-------- Teks Bacaan
Setting tempat Setting Sosial Budaya

Kulihat Mbak Kalsum sudah mengantuk dan merasa lelah dengan geliat Fadilah, anaknya. Akupun bergegas menuju kamar dan menata hatiku untuk menyambut kedatangan lek Khudhori pada suatu pagi di awal Juli nanti. Abidah El Khalieqy, 2001: 141-142. “Kalau belum terlalu capek, temuilah mereka kembali. Memang adat kita seperti ini. Jika kalian kangen, kan masih ada esok dan lusa. Dan kau, Nisa sebaiknya temani Ibumu diruang tamu, jangan ngumpet terus, tidak baik.” Abidah El Khalieqy, 2001: 150.
----------------
-------- Cuplikan Data
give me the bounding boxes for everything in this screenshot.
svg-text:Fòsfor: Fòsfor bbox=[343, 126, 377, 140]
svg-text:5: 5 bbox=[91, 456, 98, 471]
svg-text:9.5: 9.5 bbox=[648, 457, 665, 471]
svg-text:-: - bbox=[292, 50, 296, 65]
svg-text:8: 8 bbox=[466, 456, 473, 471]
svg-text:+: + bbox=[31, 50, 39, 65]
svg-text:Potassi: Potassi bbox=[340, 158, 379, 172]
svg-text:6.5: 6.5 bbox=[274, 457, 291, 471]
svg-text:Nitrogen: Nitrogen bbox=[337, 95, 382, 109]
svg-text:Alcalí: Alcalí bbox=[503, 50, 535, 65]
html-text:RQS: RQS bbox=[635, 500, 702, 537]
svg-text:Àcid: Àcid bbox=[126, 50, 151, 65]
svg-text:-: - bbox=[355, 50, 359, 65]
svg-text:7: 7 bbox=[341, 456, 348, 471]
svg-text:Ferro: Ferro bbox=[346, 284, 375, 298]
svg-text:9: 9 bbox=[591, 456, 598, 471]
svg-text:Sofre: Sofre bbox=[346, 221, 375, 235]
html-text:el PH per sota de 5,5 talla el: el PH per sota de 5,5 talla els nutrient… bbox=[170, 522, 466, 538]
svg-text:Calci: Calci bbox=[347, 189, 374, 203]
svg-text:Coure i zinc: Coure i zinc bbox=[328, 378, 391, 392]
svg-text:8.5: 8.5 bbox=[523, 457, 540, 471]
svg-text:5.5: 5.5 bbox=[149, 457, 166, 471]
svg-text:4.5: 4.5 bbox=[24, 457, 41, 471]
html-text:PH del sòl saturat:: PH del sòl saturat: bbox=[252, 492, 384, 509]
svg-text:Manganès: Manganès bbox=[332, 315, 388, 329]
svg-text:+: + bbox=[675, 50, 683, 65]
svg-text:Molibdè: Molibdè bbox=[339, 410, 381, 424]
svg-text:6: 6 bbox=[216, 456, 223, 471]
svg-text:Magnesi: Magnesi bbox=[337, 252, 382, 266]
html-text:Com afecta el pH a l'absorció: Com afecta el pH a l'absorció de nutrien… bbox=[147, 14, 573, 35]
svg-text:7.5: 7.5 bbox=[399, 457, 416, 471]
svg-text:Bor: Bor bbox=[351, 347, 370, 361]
----------------
▸ Tugas Anda
Menurut teks bacaan, siapa nama anak Mbak Kalsum? Baris-baris data tersebut tidak berperan dalam hal ini.

▸ Jawaban Tugas
Anak Mbak Kalsum bernama Fadilah.